====== Record excerpts

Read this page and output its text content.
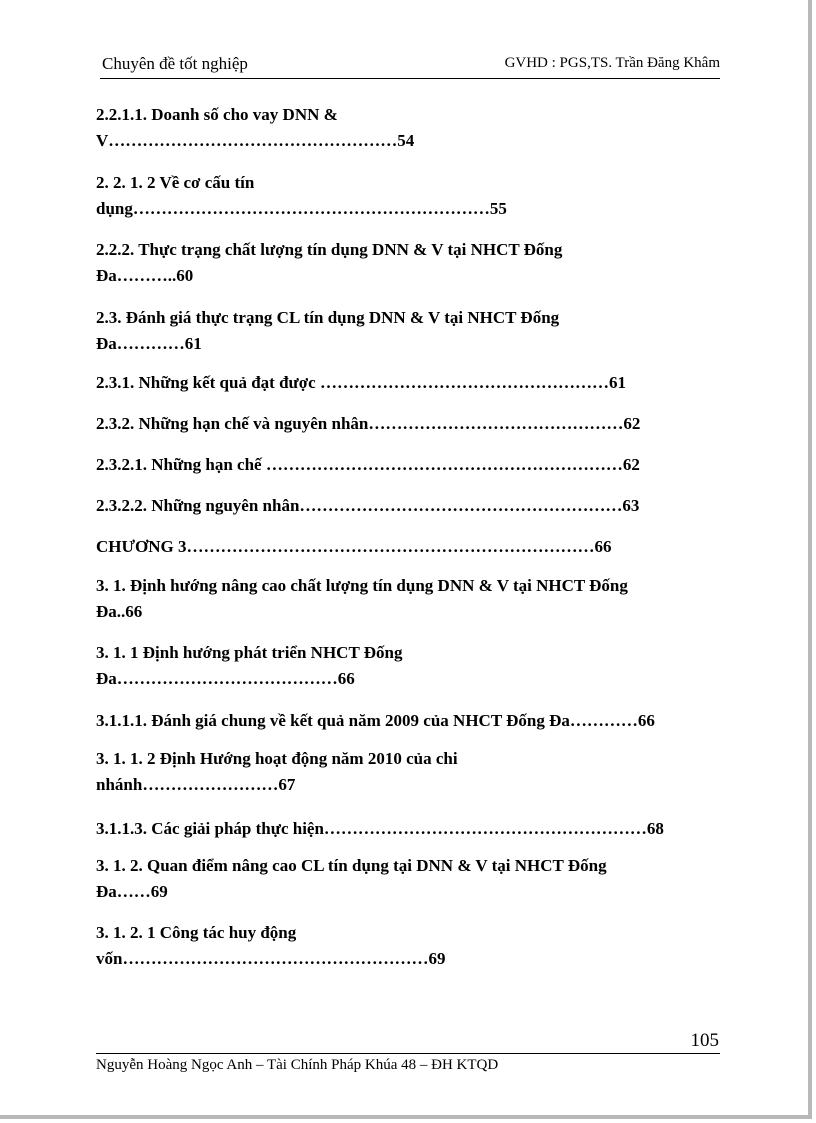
Chuyên đề tốt nghiệp	GVHD : PGS,TS. Trần Đăng Khâm
2.2.1.1. Doanh số cho vay DNN &
V……………………………………………54
2. 2. 1. 2 Về cơ cấu tín
dụng………………………………………………………55
2.2.2. Thực trạng chất lượng tín dụng DNN & V tại NHCT Đống
Đa………..60
2.3. Đánh giá thực trạng CL tín dụng DNN & V tại NHCT Đống
Đa…………61
2.3.1. Những kết quả đạt được ……………………………………………61
2.3.2. Những hạn chế và nguyên nhân………………………………………62
2.3.2.1. Những hạn chế ………………………………………………………62
2.3.2.2. Những nguyên nhân…………………………………………………63
CHƯƠNG 3………………………………………………………………66
3. 1. Định hướng nâng cao chất lượng tín dụng DNN & V tại NHCT Đống
Đa..66
3. 1. 1 Định hướng phát triển NHCT Đống
Đa…………………………………66
3.1.1.1. Đánh giá chung về kết quả năm 2009 của NHCT Đống Đa…………66
3. 1. 1. 2 Định Hướng hoạt động năm 2010 của chi
nhánh……………………67
3.1.1.3. Các giải pháp thực hiện…………………………………………………68
3. 1. 2. Quan điểm nâng cao CL tín dụng tại DNN & V tại NHCT Đống
Đa……69
3. 1. 2. 1 Công tác huy động
vốn………………………………………………69
105
Nguyễn Hoàng Ngọc Anh – Tài Chính Pháp Khúa 48 – ĐH KTQD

============

§ Your task
The material above holds pictures; copy everything else in it exactly.

§ Completed exercise
Read this page and output its text content.
Chuyên đề tốt nghiệp	GVHD : PGS,TS. Trần Đăng Khâm
2.2.1.1. Doanh số cho vay DNN &
V……………………………………………54
2. 2. 1. 2 Về cơ cấu tín
dụng………………………………………………………55
2.2.2. Thực trạng chất lượng tín dụng DNN & V tại NHCT Đống
Đa………..60
2.3. Đánh giá thực trạng CL tín dụng DNN & V tại NHCT Đống
Đa…………61
2.3.1. Những kết quả đạt được ……………………………………………61
2.3.2. Những hạn chế và nguyên nhân………………………………………62
2.3.2.1. Những hạn chế ………………………………………………………62
2.3.2.2. Những nguyên nhân…………………………………………………63
CHƯƠNG 3………………………………………………………………66
3. 1. Định hướng nâng cao chất lượng tín dụng DNN & V tại NHCT Đống
Đa..66
3. 1. 1 Định hướng phát triển NHCT Đống
Đa…………………………………66
3.1.1.1. Đánh giá chung về kết quả năm 2009 của NHCT Đống Đa…………66
3. 1. 1. 2 Định Hướng hoạt động năm 2010 của chi
nhánh……………………67
3.1.1.3. Các giải pháp thực hiện…………………………………………………68
3. 1. 2. Quan điểm nâng cao CL tín dụng tại DNN & V tại NHCT Đống
Đa……69
3. 1. 2. 1 Công tác huy động
vốn………………………………………………69
105
Nguyễn Hoàng Ngọc Anh – Tài Chính Pháp Khúa 48 – ĐH KTQD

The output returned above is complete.